Data records =>
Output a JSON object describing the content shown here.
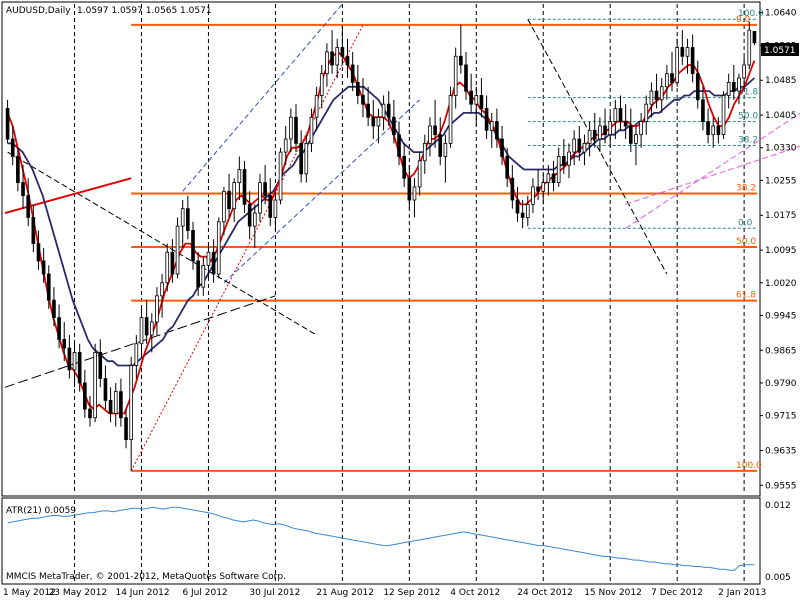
{
  "header": {
    "symbol": "AUDUSD,Daily",
    "ohlc": "1.0597 1.0597 1.0565 1.0571"
  },
  "footer": {
    "copyright": "MMCIS MetaTrader, © 2001-2012, MetaQuotes Software Corp."
  },
  "atr": {
    "label": "ATR(21) 0.0059",
    "axis_labels": [
      "0.012",
      "0.005"
    ]
  },
  "current_price": "1.0571",
  "colors": {
    "bull": "#000000",
    "bear": "#000000",
    "ma_fast": "#e00000",
    "ma_slow": "#2a2a6a",
    "fib_orange": "#ff5a0a",
    "fib_teal": "#2a8a8a",
    "channel": "#e060e0",
    "atr": "#3a8ad0"
  },
  "chart_data": {
    "type": "candlestick",
    "title": "AUDUSD,Daily",
    "y_ticks": [
      "1.0640",
      "1.0565",
      "1.0485",
      "1.0405",
      "1.0330",
      "1.0255",
      "1.0175",
      "1.0095",
      "1.0020",
      "0.9945",
      "0.9865",
      "0.9790",
      "0.9715",
      "0.9635",
      "0.9555"
    ],
    "ylim": [
      0.9535,
      1.066
    ],
    "x_ticks": [
      "1 May 2012",
      "23 May 2012",
      "14 Jun 2012",
      "6 Jul 2012",
      "30 Jul 2012",
      "21 Aug 2012",
      "12 Sep 2012",
      "4 Oct 2012",
      "24 Oct 2012",
      "15 Nov 2012",
      "7 Dec 2012",
      "2 Jan 2013"
    ],
    "fib_outer": [
      {
        "label": "0.0",
        "price": 1.0612
      },
      {
        "label": "38.2",
        "price": 1.0225
      },
      {
        "label": "50.0",
        "price": 1.0102
      },
      {
        "label": "61.8",
        "price": 0.9979
      },
      {
        "label": "100.0",
        "price": 0.9588
      }
    ],
    "fib_inner": [
      {
        "label": "100.0",
        "price": 1.0625
      },
      {
        "label": "61.8",
        "price": 1.0445
      },
      {
        "label": "50.0",
        "price": 1.039
      },
      {
        "label": "38.2",
        "price": 1.0335
      },
      {
        "label": "0.0",
        "price": 1.0145
      }
    ],
    "candles": [
      [
        1.042,
        1.044,
        1.034,
        1.035
      ],
      [
        1.035,
        1.038,
        1.029,
        1.031
      ],
      [
        1.031,
        1.033,
        1.023,
        1.025
      ],
      [
        1.025,
        1.029,
        1.019,
        1.022
      ],
      [
        1.022,
        1.026,
        1.015,
        1.017
      ],
      [
        1.017,
        1.02,
        1.009,
        1.011
      ],
      [
        1.011,
        1.014,
        1.005,
        1.007
      ],
      [
        1.007,
        1.01,
        1.002,
        1.004
      ],
      [
        1.004,
        1.006,
        0.996,
        0.998
      ],
      [
        0.998,
        1.001,
        0.992,
        0.994
      ],
      [
        0.994,
        0.997,
        0.987,
        0.989
      ],
      [
        0.989,
        0.993,
        0.984,
        0.987
      ],
      [
        0.987,
        0.99,
        0.98,
        0.982
      ],
      [
        0.982,
        0.988,
        0.978,
        0.986
      ],
      [
        0.986,
        0.988,
        0.977,
        0.979
      ],
      [
        0.979,
        0.982,
        0.971,
        0.973
      ],
      [
        0.973,
        0.976,
        0.969,
        0.971
      ],
      [
        0.971,
        0.988,
        0.97,
        0.986
      ],
      [
        0.986,
        0.989,
        0.978,
        0.98
      ],
      [
        0.98,
        0.983,
        0.973,
        0.975
      ],
      [
        0.975,
        0.978,
        0.97,
        0.972
      ],
      [
        0.972,
        0.979,
        0.969,
        0.977
      ],
      [
        0.977,
        0.98,
        0.969,
        0.971
      ],
      [
        0.971,
        0.973,
        0.964,
        0.966
      ],
      [
        0.966,
        0.985,
        0.9588,
        0.983
      ],
      [
        0.983,
        0.99,
        0.98,
        0.988
      ],
      [
        0.988,
        0.996,
        0.985,
        0.994
      ],
      [
        0.994,
        0.998,
        0.988,
        0.99
      ],
      [
        0.99,
        0.995,
        0.986,
        0.993
      ],
      [
        0.993,
        1.001,
        0.99,
        0.999
      ],
      [
        0.999,
        1.004,
        0.994,
        1.002
      ],
      [
        1.002,
        1.011,
        1.0,
        1.009
      ],
      [
        1.009,
        1.012,
        1.002,
        1.004
      ],
      [
        1.004,
        1.017,
        1.003,
        1.015
      ],
      [
        1.015,
        1.021,
        1.01,
        1.019
      ],
      [
        1.019,
        1.022,
        1.012,
        1.014
      ],
      [
        1.014,
        1.016,
        1.005,
        1.007
      ],
      [
        1.007,
        1.009,
        0.999,
        1.001
      ],
      [
        1.001,
        1.008,
        0.999,
        1.006
      ],
      [
        1.006,
        1.011,
        1.003,
        1.009
      ],
      [
        1.009,
        1.012,
        1.002,
        1.004
      ],
      [
        1.004,
        1.017,
        1.003,
        1.016
      ],
      [
        1.016,
        1.024,
        1.013,
        1.023
      ],
      [
        1.023,
        1.027,
        1.017,
        1.019
      ],
      [
        1.019,
        1.026,
        1.016,
        1.025
      ],
      [
        1.025,
        1.031,
        1.021,
        1.028
      ],
      [
        1.028,
        1.03,
        1.018,
        1.02
      ],
      [
        1.02,
        1.023,
        1.012,
        1.015
      ],
      [
        1.015,
        1.02,
        1.01,
        1.018
      ],
      [
        1.018,
        1.027,
        1.016,
        1.025
      ],
      [
        1.025,
        1.029,
        1.02,
        1.022
      ],
      [
        1.022,
        1.026,
        1.015,
        1.017
      ],
      [
        1.017,
        1.023,
        1.014,
        1.021
      ],
      [
        1.021,
        1.033,
        1.02,
        1.032
      ],
      [
        1.032,
        1.038,
        1.029,
        1.035
      ],
      [
        1.035,
        1.042,
        1.032,
        1.04
      ],
      [
        1.04,
        1.043,
        1.032,
        1.034
      ],
      [
        1.034,
        1.037,
        1.025,
        1.027
      ],
      [
        1.027,
        1.036,
        1.025,
        1.034
      ],
      [
        1.034,
        1.042,
        1.032,
        1.04
      ],
      [
        1.04,
        1.047,
        1.037,
        1.045
      ],
      [
        1.045,
        1.052,
        1.042,
        1.05
      ],
      [
        1.05,
        1.057,
        1.047,
        1.055
      ],
      [
        1.055,
        1.06,
        1.05,
        1.052
      ],
      [
        1.052,
        1.058,
        1.049,
        1.056
      ],
      [
        1.056,
        1.061,
        1.052,
        1.054
      ],
      [
        1.054,
        1.058,
        1.049,
        1.052
      ],
      [
        1.052,
        1.055,
        1.046,
        1.048
      ],
      [
        1.048,
        1.052,
        1.043,
        1.045
      ],
      [
        1.045,
        1.049,
        1.04,
        1.043
      ],
      [
        1.043,
        1.047,
        1.038,
        1.04
      ],
      [
        1.04,
        1.044,
        1.035,
        1.038
      ],
      [
        1.038,
        1.042,
        1.034,
        1.04
      ],
      [
        1.04,
        1.045,
        1.037,
        1.043
      ],
      [
        1.043,
        1.046,
        1.038,
        1.04
      ],
      [
        1.04,
        1.044,
        1.034,
        1.036
      ],
      [
        1.036,
        1.039,
        1.029,
        1.031
      ],
      [
        1.031,
        1.034,
        1.024,
        1.026
      ],
      [
        1.026,
        1.029,
        1.019,
        1.021
      ],
      [
        1.021,
        1.026,
        1.017,
        1.024
      ],
      [
        1.024,
        1.032,
        1.022,
        1.03
      ],
      [
        1.03,
        1.036,
        1.027,
        1.034
      ],
      [
        1.034,
        1.04,
        1.031,
        1.038
      ],
      [
        1.038,
        1.044,
        1.033,
        1.036
      ],
      [
        1.036,
        1.04,
        1.029,
        1.031
      ],
      [
        1.031,
        1.036,
        1.025,
        1.034
      ],
      [
        1.034,
        1.047,
        1.033,
        1.045
      ],
      [
        1.045,
        1.056,
        1.042,
        1.054
      ],
      [
        1.054,
        1.0612,
        1.05,
        1.052
      ],
      [
        1.052,
        1.055,
        1.044,
        1.046
      ],
      [
        1.046,
        1.05,
        1.041,
        1.043
      ],
      [
        1.043,
        1.047,
        1.038,
        1.045
      ],
      [
        1.045,
        1.049,
        1.04,
        1.042
      ],
      [
        1.042,
        1.045,
        1.035,
        1.037
      ],
      [
        1.037,
        1.041,
        1.033,
        1.039
      ],
      [
        1.039,
        1.042,
        1.033,
        1.035
      ],
      [
        1.035,
        1.038,
        1.029,
        1.031
      ],
      [
        1.031,
        1.033,
        1.024,
        1.026
      ],
      [
        1.026,
        1.029,
        1.019,
        1.021
      ],
      [
        1.021,
        1.024,
        1.016,
        1.018
      ],
      [
        1.018,
        1.021,
        1.0145,
        1.017
      ],
      [
        1.017,
        1.022,
        1.015,
        1.02
      ],
      [
        1.02,
        1.026,
        1.018,
        1.024
      ],
      [
        1.024,
        1.028,
        1.021,
        1.023
      ],
      [
        1.023,
        1.027,
        1.02,
        1.025
      ],
      [
        1.025,
        1.029,
        1.022,
        1.027
      ],
      [
        1.027,
        1.03,
        1.023,
        1.025
      ],
      [
        1.025,
        1.033,
        1.024,
        1.031
      ],
      [
        1.031,
        1.035,
        1.027,
        1.029
      ],
      [
        1.029,
        1.034,
        1.026,
        1.032
      ],
      [
        1.032,
        1.037,
        1.029,
        1.035
      ],
      [
        1.035,
        1.038,
        1.03,
        1.032
      ],
      [
        1.032,
        1.036,
        1.029,
        1.034
      ],
      [
        1.034,
        1.039,
        1.031,
        1.037
      ],
      [
        1.037,
        1.041,
        1.033,
        1.035
      ],
      [
        1.035,
        1.04,
        1.032,
        1.038
      ],
      [
        1.038,
        1.042,
        1.034,
        1.036
      ],
      [
        1.036,
        1.041,
        1.033,
        1.039
      ],
      [
        1.039,
        1.044,
        1.035,
        1.042
      ],
      [
        1.042,
        1.045,
        1.037,
        1.039
      ],
      [
        1.039,
        1.043,
        1.035,
        1.038
      ],
      [
        1.038,
        1.042,
        1.032,
        1.034
      ],
      [
        1.034,
        1.038,
        1.029,
        1.036
      ],
      [
        1.036,
        1.041,
        1.033,
        1.039
      ],
      [
        1.039,
        1.045,
        1.036,
        1.043
      ],
      [
        1.043,
        1.048,
        1.04,
        1.046
      ],
      [
        1.046,
        1.05,
        1.042,
        1.044
      ],
      [
        1.044,
        1.049,
        1.041,
        1.047
      ],
      [
        1.047,
        1.052,
        1.044,
        1.05
      ],
      [
        1.05,
        1.055,
        1.046,
        1.048
      ],
      [
        1.048,
        1.058,
        1.047,
        1.056
      ],
      [
        1.056,
        1.06,
        1.052,
        1.054
      ],
      [
        1.054,
        1.058,
        1.05,
        1.056
      ],
      [
        1.056,
        1.059,
        1.048,
        1.05
      ],
      [
        1.05,
        1.053,
        1.042,
        1.044
      ],
      [
        1.044,
        1.047,
        1.037,
        1.039
      ],
      [
        1.039,
        1.042,
        1.034,
        1.036
      ],
      [
        1.036,
        1.04,
        1.033,
        1.038
      ],
      [
        1.038,
        1.04,
        1.034,
        1.036
      ],
      [
        1.036,
        1.046,
        1.035,
        1.045
      ],
      [
        1.045,
        1.05,
        1.042,
        1.048
      ],
      [
        1.048,
        1.052,
        1.044,
        1.046
      ],
      [
        1.046,
        1.05,
        1.043,
        1.049
      ],
      [
        1.049,
        1.054,
        1.046,
        1.052
      ],
      [
        1.052,
        1.062,
        1.051,
        1.06
      ],
      [
        1.0597,
        1.0597,
        1.0565,
        1.0571
      ]
    ],
    "ma_fast": [
      1.041,
      1.038,
      1.033,
      1.028,
      1.023,
      1.017,
      1.011,
      1.005,
      0.999,
      0.994,
      0.99,
      0.986,
      0.983,
      0.982,
      0.98,
      0.977,
      0.974,
      0.973,
      0.974,
      0.973,
      0.972,
      0.972,
      0.972,
      0.972,
      0.975,
      0.978,
      0.982,
      0.986,
      0.989,
      0.992,
      0.996,
      1.0,
      1.003,
      1.006,
      1.009,
      1.011,
      1.011,
      1.009,
      1.008,
      1.008,
      1.007,
      1.009,
      1.012,
      1.015,
      1.018,
      1.021,
      1.022,
      1.021,
      1.02,
      1.021,
      1.022,
      1.021,
      1.021,
      1.024,
      1.027,
      1.031,
      1.033,
      1.033,
      1.034,
      1.036,
      1.04,
      1.044,
      1.049,
      1.052,
      1.054,
      1.055,
      1.054,
      1.052,
      1.05,
      1.047,
      1.044,
      1.041,
      1.04,
      1.04,
      1.04,
      1.039,
      1.036,
      1.032,
      1.028,
      1.026,
      1.027,
      1.029,
      1.032,
      1.035,
      1.035,
      1.036,
      1.039,
      1.043,
      1.047,
      1.048,
      1.047,
      1.045,
      1.044,
      1.042,
      1.041,
      1.039,
      1.037,
      1.033,
      1.029,
      1.025,
      1.022,
      1.02,
      1.02,
      1.021,
      1.022,
      1.024,
      1.025,
      1.026,
      1.027,
      1.028,
      1.029,
      1.031,
      1.032,
      1.033,
      1.034,
      1.035,
      1.036,
      1.036,
      1.037,
      1.038,
      1.039,
      1.039,
      1.039,
      1.038,
      1.038,
      1.039,
      1.041,
      1.043,
      1.044,
      1.045,
      1.047,
      1.048,
      1.05,
      1.051,
      1.052,
      1.052,
      1.05,
      1.047,
      1.043,
      1.04,
      1.038,
      1.038,
      1.04,
      1.043,
      1.045,
      1.047,
      1.05,
      1.053
    ],
    "ma_slow": [
      1.034,
      1.034,
      1.033,
      1.032,
      1.03,
      1.028,
      1.025,
      1.022,
      1.018,
      1.014,
      1.01,
      1.006,
      1.002,
      0.998,
      0.995,
      0.992,
      0.989,
      0.987,
      0.986,
      0.985,
      0.984,
      0.984,
      0.983,
      0.983,
      0.983,
      0.983,
      0.984,
      0.985,
      0.986,
      0.987,
      0.988,
      0.989,
      0.991,
      0.992,
      0.994,
      0.996,
      0.998,
      0.999,
      1.001,
      1.002,
      1.004,
      1.006,
      1.008,
      1.01,
      1.012,
      1.014,
      1.016,
      1.017,
      1.018,
      1.019,
      1.02,
      1.021,
      1.022,
      1.023,
      1.025,
      1.027,
      1.028,
      1.029,
      1.031,
      1.032,
      1.034,
      1.036,
      1.038,
      1.04,
      1.042,
      1.044,
      1.045,
      1.046,
      1.047,
      1.047,
      1.047,
      1.047,
      1.046,
      1.045,
      1.044,
      1.042,
      1.04,
      1.038,
      1.036,
      1.034,
      1.033,
      1.032,
      1.032,
      1.032,
      1.033,
      1.034,
      1.035,
      1.036,
      1.038,
      1.039,
      1.04,
      1.041,
      1.041,
      1.041,
      1.041,
      1.04,
      1.039,
      1.037,
      1.035,
      1.033,
      1.031,
      1.03,
      1.029,
      1.028,
      1.028,
      1.028,
      1.028,
      1.028,
      1.028,
      1.028,
      1.029,
      1.029,
      1.03,
      1.031,
      1.031,
      1.032,
      1.033,
      1.034,
      1.035,
      1.035,
      1.036,
      1.036,
      1.037,
      1.037,
      1.038,
      1.038,
      1.039,
      1.039,
      1.04,
      1.041,
      1.041,
      1.042,
      1.043,
      1.044,
      1.044,
      1.045,
      1.045,
      1.046,
      1.046,
      1.046,
      1.046,
      1.045,
      1.045,
      1.045,
      1.046,
      1.046,
      1.047,
      1.047,
      1.048,
      1.049
    ],
    "atr_values": [
      0.0105,
      0.0106,
      0.0107,
      0.0108,
      0.0109,
      0.011,
      0.011,
      0.0111,
      0.0112,
      0.0113,
      0.0113,
      0.0112,
      0.0112,
      0.0113,
      0.0114,
      0.0115,
      0.0116,
      0.0116,
      0.0117,
      0.0118,
      0.0118,
      0.0117,
      0.0118,
      0.0119,
      0.012,
      0.0121,
      0.0121,
      0.012,
      0.0121,
      0.0122,
      0.0121,
      0.012,
      0.0121,
      0.0122,
      0.0122,
      0.0121,
      0.012,
      0.0119,
      0.0118,
      0.0117,
      0.0116,
      0.0115,
      0.0113,
      0.0111,
      0.011,
      0.0108,
      0.0107,
      0.0106,
      0.0107,
      0.0108,
      0.0107,
      0.0105,
      0.0104,
      0.0103,
      0.0104,
      0.0103,
      0.0101,
      0.0099,
      0.0098,
      0.0097,
      0.0096,
      0.0094,
      0.0093,
      0.0092,
      0.0091,
      0.009,
      0.0089,
      0.0088,
      0.0087,
      0.0086,
      0.0085,
      0.0084,
      0.0083,
      0.0082,
      0.0081,
      0.008,
      0.008,
      0.0081,
      0.0082,
      0.0083,
      0.0084,
      0.0085,
      0.0086,
      0.0087,
      0.0088,
      0.0089,
      0.009,
      0.0091,
      0.0092,
      0.0093,
      0.0094,
      0.0095,
      0.0094,
      0.0093,
      0.0092,
      0.0091,
      0.009,
      0.0089,
      0.0088,
      0.0087,
      0.0086,
      0.0085,
      0.0084,
      0.0083,
      0.0082,
      0.0081,
      0.008,
      0.008,
      0.0079,
      0.0078,
      0.0077,
      0.0076,
      0.0075,
      0.0074,
      0.0073,
      0.0072,
      0.0071,
      0.007,
      0.0069,
      0.0068,
      0.0068,
      0.0067,
      0.0066,
      0.0066,
      0.0065,
      0.0064,
      0.0064,
      0.0063,
      0.0062,
      0.0062,
      0.0061,
      0.006,
      0.006,
      0.0059,
      0.0059,
      0.0058,
      0.0058,
      0.0057,
      0.0057,
      0.0056,
      0.0056,
      0.0055,
      0.0054,
      0.0054,
      0.0053,
      0.0053,
      0.0058,
      0.0059,
      0.0059,
      0.0059
    ]
  }
}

Instructions for the task => Copy out the lines in which the string "Daily" appears.

Answer to the exercise =>
    "symbol": "AUDUSD,Daily",
    "title": "AUDUSD,Daily",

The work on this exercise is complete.